§ MATERIALS PROVIDED:
## start

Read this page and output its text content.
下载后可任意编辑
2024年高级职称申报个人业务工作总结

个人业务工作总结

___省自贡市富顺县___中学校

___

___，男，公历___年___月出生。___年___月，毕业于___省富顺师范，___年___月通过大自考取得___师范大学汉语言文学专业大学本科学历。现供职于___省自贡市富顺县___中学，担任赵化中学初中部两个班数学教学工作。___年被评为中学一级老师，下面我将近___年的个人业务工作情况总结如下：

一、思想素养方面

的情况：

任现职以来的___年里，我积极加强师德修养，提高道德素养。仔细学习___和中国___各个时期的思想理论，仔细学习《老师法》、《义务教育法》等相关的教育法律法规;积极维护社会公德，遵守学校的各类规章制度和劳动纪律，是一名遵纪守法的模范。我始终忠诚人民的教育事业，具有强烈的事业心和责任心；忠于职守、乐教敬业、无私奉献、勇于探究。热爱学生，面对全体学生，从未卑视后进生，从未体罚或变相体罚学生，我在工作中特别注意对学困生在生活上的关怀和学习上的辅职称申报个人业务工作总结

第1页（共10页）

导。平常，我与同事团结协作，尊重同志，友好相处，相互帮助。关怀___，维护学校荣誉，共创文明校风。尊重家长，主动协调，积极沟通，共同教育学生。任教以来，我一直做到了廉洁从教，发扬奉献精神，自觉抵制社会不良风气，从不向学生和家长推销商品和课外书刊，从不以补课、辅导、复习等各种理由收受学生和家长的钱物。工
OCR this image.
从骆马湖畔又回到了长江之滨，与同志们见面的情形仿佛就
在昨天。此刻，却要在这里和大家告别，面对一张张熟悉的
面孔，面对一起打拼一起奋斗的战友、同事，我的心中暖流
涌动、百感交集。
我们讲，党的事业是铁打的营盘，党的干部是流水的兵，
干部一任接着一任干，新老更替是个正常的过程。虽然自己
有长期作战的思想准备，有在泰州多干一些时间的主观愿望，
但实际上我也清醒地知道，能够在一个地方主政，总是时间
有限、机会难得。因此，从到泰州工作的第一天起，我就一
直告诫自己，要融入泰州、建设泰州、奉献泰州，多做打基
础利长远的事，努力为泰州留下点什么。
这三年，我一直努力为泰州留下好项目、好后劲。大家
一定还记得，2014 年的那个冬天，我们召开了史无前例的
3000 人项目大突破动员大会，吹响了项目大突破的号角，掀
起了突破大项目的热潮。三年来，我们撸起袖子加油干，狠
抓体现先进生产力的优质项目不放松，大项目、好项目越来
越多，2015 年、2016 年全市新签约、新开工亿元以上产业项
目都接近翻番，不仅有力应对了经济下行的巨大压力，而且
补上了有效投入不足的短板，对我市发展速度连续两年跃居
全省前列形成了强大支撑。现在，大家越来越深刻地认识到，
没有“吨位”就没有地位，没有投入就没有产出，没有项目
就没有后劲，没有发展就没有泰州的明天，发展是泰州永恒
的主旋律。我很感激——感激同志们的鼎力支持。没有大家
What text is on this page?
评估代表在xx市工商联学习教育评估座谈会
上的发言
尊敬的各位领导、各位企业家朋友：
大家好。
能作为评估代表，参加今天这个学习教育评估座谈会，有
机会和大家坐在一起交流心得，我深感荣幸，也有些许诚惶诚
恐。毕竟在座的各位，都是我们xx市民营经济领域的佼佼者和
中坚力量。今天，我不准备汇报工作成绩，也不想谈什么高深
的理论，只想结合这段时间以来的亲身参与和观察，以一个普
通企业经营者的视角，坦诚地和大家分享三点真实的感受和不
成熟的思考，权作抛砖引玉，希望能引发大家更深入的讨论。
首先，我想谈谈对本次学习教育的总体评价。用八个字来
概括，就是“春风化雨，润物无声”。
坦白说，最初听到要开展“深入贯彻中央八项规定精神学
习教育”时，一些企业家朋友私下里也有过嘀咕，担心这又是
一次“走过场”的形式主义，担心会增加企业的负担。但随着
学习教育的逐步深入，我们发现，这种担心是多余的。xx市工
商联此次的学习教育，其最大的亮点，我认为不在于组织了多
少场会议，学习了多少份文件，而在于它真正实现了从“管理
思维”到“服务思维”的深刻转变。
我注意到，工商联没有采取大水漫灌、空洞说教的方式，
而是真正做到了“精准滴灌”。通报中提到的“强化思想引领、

## end

§ WRITTEN PROBLEM:
Extract every line containing the string "page" from the material.

§ SOLUTION FOR THIS PROBLEM:
Read this page and output its text content.
What text is on this page?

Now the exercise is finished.